- Task directions: Write out the full set of records exactly. Any pictures in them do not belong in the copy.

- Input material:
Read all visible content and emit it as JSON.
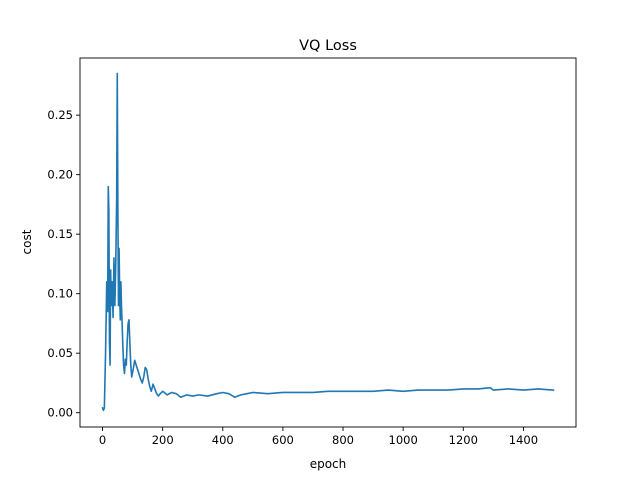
{
  "chart_data": {
    "type": "line",
    "title": "VQ Loss",
    "xlabel": "epoch",
    "ylabel": "cost",
    "xlim": [
      -75,
      1575
    ],
    "ylim": [
      -0.012,
      0.298
    ],
    "xticks": [
      0,
      200,
      400,
      600,
      800,
      1000,
      1200,
      1400
    ],
    "yticks": [
      0.0,
      0.05,
      0.1,
      0.15,
      0.2,
      0.25
    ],
    "xtick_labels": [
      "0",
      "200",
      "400",
      "600",
      "800",
      "1000",
      "1200",
      "1400"
    ],
    "ytick_labels": [
      "0.00",
      "0.05",
      "0.10",
      "0.15",
      "0.20",
      "0.25"
    ],
    "grid": false,
    "series": [
      {
        "color": "#1f77b4",
        "x": [
          0,
          3,
          6,
          10,
          14,
          17,
          19,
          21,
          23,
          25,
          27,
          29,
          32,
          35,
          38,
          41,
          44,
          47,
          49,
          51,
          53,
          55,
          57,
          59,
          61,
          63,
          65,
          67,
          70,
          73,
          76,
          79,
          82,
          85,
          88,
          91,
          94,
          97,
          100,
          103,
          107,
          112,
          117,
          122,
          127,
          132,
          137,
          142,
          147,
          152,
          157,
          162,
          168,
          174,
          180,
          186,
          192,
          200,
          215,
          230,
          245,
          260,
          280,
          300,
          320,
          350,
          380,
          400,
          420,
          440,
          460,
          480,
          500,
          550,
          600,
          650,
          700,
          750,
          800,
          850,
          900,
          950,
          1000,
          1050,
          1100,
          1150,
          1200,
          1250,
          1290,
          1300,
          1350,
          1400,
          1450,
          1500
        ],
        "y": [
          0.004,
          0.002,
          0.004,
          0.05,
          0.11,
          0.085,
          0.19,
          0.17,
          0.06,
          0.04,
          0.12,
          0.09,
          0.11,
          0.08,
          0.13,
          0.09,
          0.125,
          0.18,
          0.285,
          0.17,
          0.09,
          0.138,
          0.1,
          0.078,
          0.11,
          0.09,
          0.076,
          0.06,
          0.04,
          0.033,
          0.045,
          0.04,
          0.06,
          0.075,
          0.078,
          0.058,
          0.04,
          0.03,
          0.034,
          0.038,
          0.044,
          0.04,
          0.036,
          0.032,
          0.028,
          0.025,
          0.03,
          0.038,
          0.036,
          0.028,
          0.022,
          0.018,
          0.024,
          0.02,
          0.016,
          0.014,
          0.016,
          0.018,
          0.015,
          0.017,
          0.016,
          0.013,
          0.015,
          0.014,
          0.015,
          0.014,
          0.016,
          0.017,
          0.016,
          0.013,
          0.015,
          0.016,
          0.017,
          0.016,
          0.017,
          0.017,
          0.017,
          0.018,
          0.018,
          0.018,
          0.018,
          0.019,
          0.018,
          0.019,
          0.019,
          0.019,
          0.02,
          0.02,
          0.021,
          0.019,
          0.02,
          0.019,
          0.02,
          0.019
        ]
      }
    ]
  }
}
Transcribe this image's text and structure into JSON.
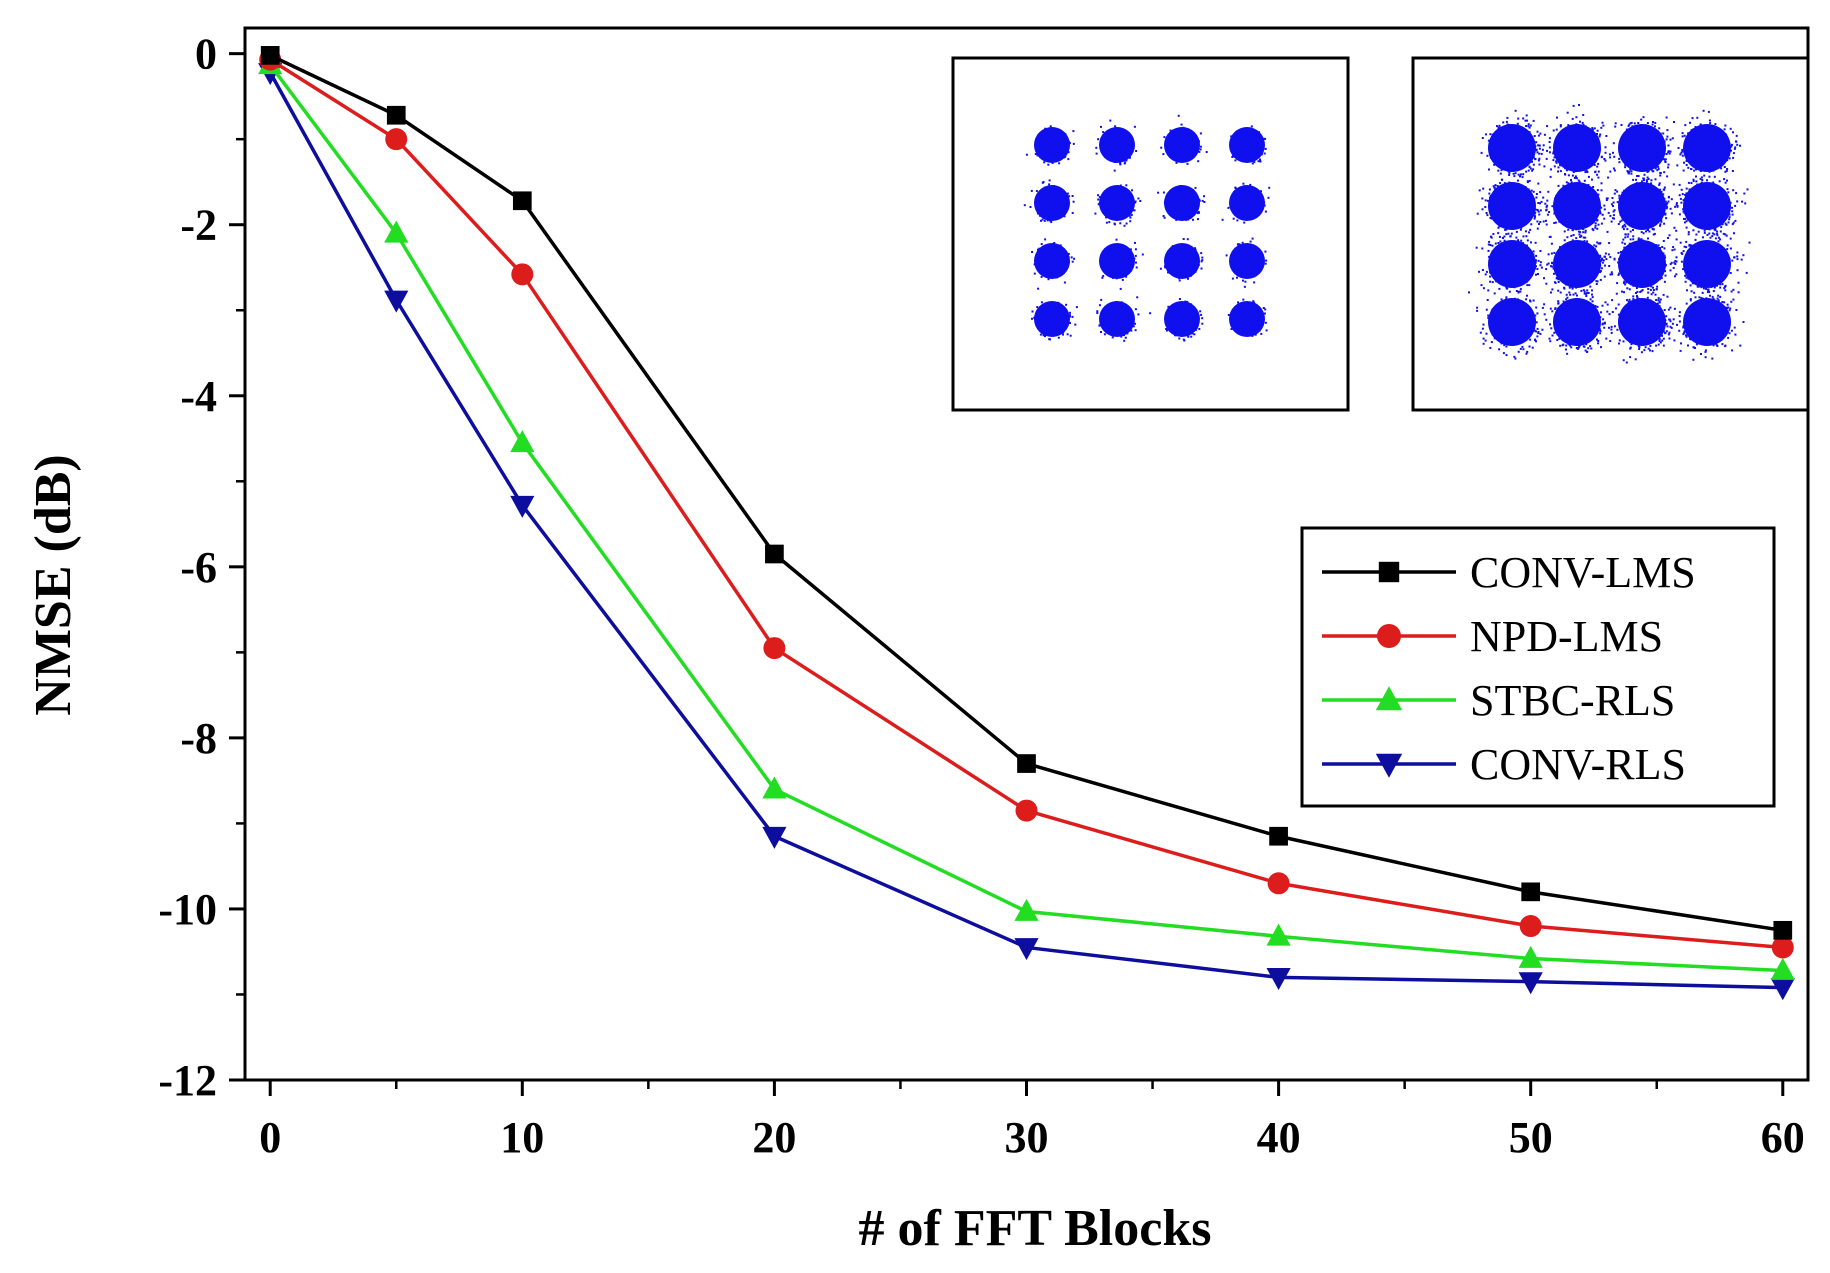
{
  "chart_data": {
    "type": "line",
    "title": "",
    "xlabel": "# of FFT Blocks",
    "ylabel": "NMSE (dB)",
    "xlim": [
      -1,
      61
    ],
    "ylim": [
      -12,
      0.3
    ],
    "x": [
      0,
      5,
      10,
      20,
      30,
      40,
      50,
      60
    ],
    "x_ticks": [
      0,
      10,
      20,
      30,
      40,
      50,
      60
    ],
    "x_ticks_minor": [
      5,
      15,
      25,
      35,
      45,
      55
    ],
    "y_ticks": [
      0,
      -2,
      -4,
      -6,
      -8,
      -10,
      -12
    ],
    "y_ticks_minor": [
      -1,
      -3,
      -5,
      -7,
      -9,
      -11
    ],
    "legend_position": "right",
    "series": [
      {
        "name": "CONV-LMS",
        "color": "#000000",
        "marker": "square",
        "values": [
          -0.02,
          -0.72,
          -1.72,
          -5.85,
          -8.3,
          -9.15,
          -9.8,
          -10.25
        ]
      },
      {
        "name": "NPD-LMS",
        "color": "#dd1c1c",
        "marker": "circle",
        "values": [
          -0.07,
          -1.0,
          -2.58,
          -6.95,
          -8.85,
          -9.7,
          -10.2,
          -10.45
        ]
      },
      {
        "name": "STBC-RLS",
        "color": "#22dd22",
        "marker": "triangle-up",
        "values": [
          -0.13,
          -2.1,
          -4.55,
          -8.6,
          -10.03,
          -10.32,
          -10.58,
          -10.72
        ]
      },
      {
        "name": "CONV-RLS",
        "color": "#0d0d9e",
        "marker": "triangle-down",
        "values": [
          -0.22,
          -2.88,
          -5.28,
          -9.15,
          -10.45,
          -10.8,
          -10.85,
          -10.92
        ]
      }
    ],
    "insets": [
      {
        "name": "constellation-clean",
        "grid": 4,
        "spread": "tight",
        "color": "#1010ee"
      },
      {
        "name": "constellation-noisy",
        "grid": 4,
        "spread": "wide",
        "color": "#1010ee"
      }
    ]
  }
}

- Solution for this exercise:
Read all visible content and emit it as JSON.
{
  "chart_data": {
    "type": "line",
    "title": "VQ Loss",
    "xlabel": "epoch",
    "ylabel": "cost",
    "xlim": [
      -75,
      1575
    ],
    "ylim": [
      -0.012,
      0.298
    ],
    "xticks": [
      0,
      200,
      400,
      600,
      800,
      1000,
      1200,
      1400
    ],
    "yticks": [
      0.0,
      0.05,
      0.1,
      0.15,
      0.2,
      0.25
    ],
    "xtick_labels": [
      "0",
      "200",
      "400",
      "600",
      "800",
      "1000",
      "1200",
      "1400"
    ],
    "ytick_labels": [
      "0.00",
      "0.05",
      "0.10",
      "0.15",
      "0.20",
      "0.25"
    ],
    "grid": false,
    "series": [
      {
        "color": "#1f77b4",
        "x": [
          0,
          3,
          6,
          10,
          14,
          17,
          19,
          21,
          23,
          25,
          27,
          29,
          32,
          35,
          38,
          41,
          44,
          47,
          49,
          51,
          53,
          55,
          57,
          59,
          61,
          63,
          65,
          67,
          70,
          73,
          76,
          79,
          82,
          85,
          88,
          91,
          94,
          97,
          100,
          103,
          107,
          112,
          117,
          122,
          127,
          132,
          137,
          142,
          147,
          152,
          157,
          162,
          168,
          174,
          180,
          186,
          192,
          200,
          215,
          230,
          245,
          260,
          280,
          300,
          320,
          350,
          380,
          400,
          420,
          440,
          460,
          480,
          500,
          550,
          600,
          650,
          700,
          750,
          800,
          850,
          900,
          950,
          1000,
          1050,
          1100,
          1150,
          1200,
          1250,
          1290,
          1300,
          1350,
          1400,
          1450,
          1500
        ],
        "y": [
          0.004,
          0.002,
          0.004,
          0.05,
          0.11,
          0.085,
          0.19,
          0.17,
          0.06,
          0.04,
          0.12,
          0.09,
          0.11,
          0.08,
          0.13,
          0.09,
          0.125,
          0.18,
          0.285,
          0.17,
          0.09,
          0.138,
          0.1,
          0.078,
          0.11,
          0.09,
          0.076,
          0.06,
          0.04,
          0.033,
          0.045,
          0.04,
          0.06,
          0.075,
          0.078,
          0.058,
          0.04,
          0.03,
          0.034,
          0.038,
          0.044,
          0.04,
          0.036,
          0.032,
          0.028,
          0.025,
          0.03,
          0.038,
          0.036,
          0.028,
          0.022,
          0.018,
          0.024,
          0.02,
          0.016,
          0.014,
          0.016,
          0.018,
          0.015,
          0.017,
          0.016,
          0.013,
          0.015,
          0.014,
          0.015,
          0.014,
          0.016,
          0.017,
          0.016,
          0.013,
          0.015,
          0.016,
          0.017,
          0.016,
          0.017,
          0.017,
          0.017,
          0.018,
          0.018,
          0.018,
          0.018,
          0.019,
          0.018,
          0.019,
          0.019,
          0.019,
          0.02,
          0.02,
          0.021,
          0.019,
          0.02,
          0.019,
          0.02,
          0.019
        ]
      }
    ]
  }
}
Transcribe this image's text and structure into JSON.
{
  "chart_data": {
    "type": "line",
    "title": "",
    "xlabel": "# of FFT Blocks",
    "ylabel": "NMSE (dB)",
    "xlim": [
      -1,
      61
    ],
    "ylim": [
      -12,
      0.3
    ],
    "x": [
      0,
      5,
      10,
      20,
      30,
      40,
      50,
      60
    ],
    "x_ticks": [
      0,
      10,
      20,
      30,
      40,
      50,
      60
    ],
    "x_ticks_minor": [
      5,
      15,
      25,
      35,
      45,
      55
    ],
    "y_ticks": [
      0,
      -2,
      -4,
      -6,
      -8,
      -10,
      -12
    ],
    "y_ticks_minor": [
      -1,
      -3,
      -5,
      -7,
      -9,
      -11
    ],
    "legend_position": "right",
    "series": [
      {
        "name": "CONV-LMS",
        "color": "#000000",
        "marker": "square",
        "values": [
          -0.02,
          -0.72,
          -1.72,
          -5.85,
          -8.3,
          -9.15,
          -9.8,
          -10.25
        ]
      },
      {
        "name": "NPD-LMS",
        "color": "#dd1c1c",
        "marker": "circle",
        "values": [
          -0.07,
          -1.0,
          -2.58,
          -6.95,
          -8.85,
          -9.7,
          -10.2,
          -10.45
        ]
      },
      {
        "name": "STBC-RLS",
        "color": "#22dd22",
        "marker": "triangle-up",
        "values": [
          -0.13,
          -2.1,
          -4.55,
          -8.6,
          -10.03,
          -10.32,
          -10.58,
          -10.72
        ]
      },
      {
        "name": "CONV-RLS",
        "color": "#0d0d9e",
        "marker": "triangle-down",
        "values": [
          -0.22,
          -2.88,
          -5.28,
          -9.15,
          -10.45,
          -10.8,
          -10.85,
          -10.92
        ]
      }
    ],
    "insets": [
      {
        "name": "constellation-clean",
        "grid": 4,
        "spread": "tight",
        "color": "#1010ee"
      },
      {
        "name": "constellation-noisy",
        "grid": 4,
        "spread": "wide",
        "color": "#1010ee"
      }
    ]
  }
}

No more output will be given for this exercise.